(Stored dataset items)
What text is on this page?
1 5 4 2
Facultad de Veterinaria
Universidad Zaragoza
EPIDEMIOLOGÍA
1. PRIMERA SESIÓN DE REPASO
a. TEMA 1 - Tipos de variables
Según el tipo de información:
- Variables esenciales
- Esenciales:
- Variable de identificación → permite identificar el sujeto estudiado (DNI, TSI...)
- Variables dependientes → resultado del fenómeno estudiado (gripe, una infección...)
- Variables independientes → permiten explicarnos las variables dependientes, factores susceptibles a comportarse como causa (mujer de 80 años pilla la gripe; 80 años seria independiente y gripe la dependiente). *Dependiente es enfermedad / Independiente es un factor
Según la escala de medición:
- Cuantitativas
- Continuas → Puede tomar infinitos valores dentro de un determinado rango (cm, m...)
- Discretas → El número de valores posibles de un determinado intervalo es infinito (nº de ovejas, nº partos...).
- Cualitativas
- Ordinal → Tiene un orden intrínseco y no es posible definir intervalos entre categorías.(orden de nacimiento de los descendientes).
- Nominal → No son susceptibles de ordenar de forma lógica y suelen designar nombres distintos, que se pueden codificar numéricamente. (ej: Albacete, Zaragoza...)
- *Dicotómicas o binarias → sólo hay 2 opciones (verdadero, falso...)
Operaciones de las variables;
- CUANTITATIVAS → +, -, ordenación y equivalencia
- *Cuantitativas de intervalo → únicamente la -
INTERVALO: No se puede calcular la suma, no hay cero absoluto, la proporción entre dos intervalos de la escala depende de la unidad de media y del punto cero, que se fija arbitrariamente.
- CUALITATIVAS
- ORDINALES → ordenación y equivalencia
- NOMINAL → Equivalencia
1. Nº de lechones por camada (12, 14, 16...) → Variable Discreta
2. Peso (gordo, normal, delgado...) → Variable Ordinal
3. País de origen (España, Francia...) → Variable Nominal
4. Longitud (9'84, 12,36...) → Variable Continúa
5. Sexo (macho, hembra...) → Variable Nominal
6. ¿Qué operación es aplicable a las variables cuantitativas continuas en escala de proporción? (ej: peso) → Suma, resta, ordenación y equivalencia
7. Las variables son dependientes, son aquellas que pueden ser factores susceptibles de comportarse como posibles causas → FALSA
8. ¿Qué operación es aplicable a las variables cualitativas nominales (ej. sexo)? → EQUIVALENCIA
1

* _Exercise brief_
In the records above, find the lines containing "Según" and copy them.

* _Right answer_
Según el tipo de información:
Según la escala de medición:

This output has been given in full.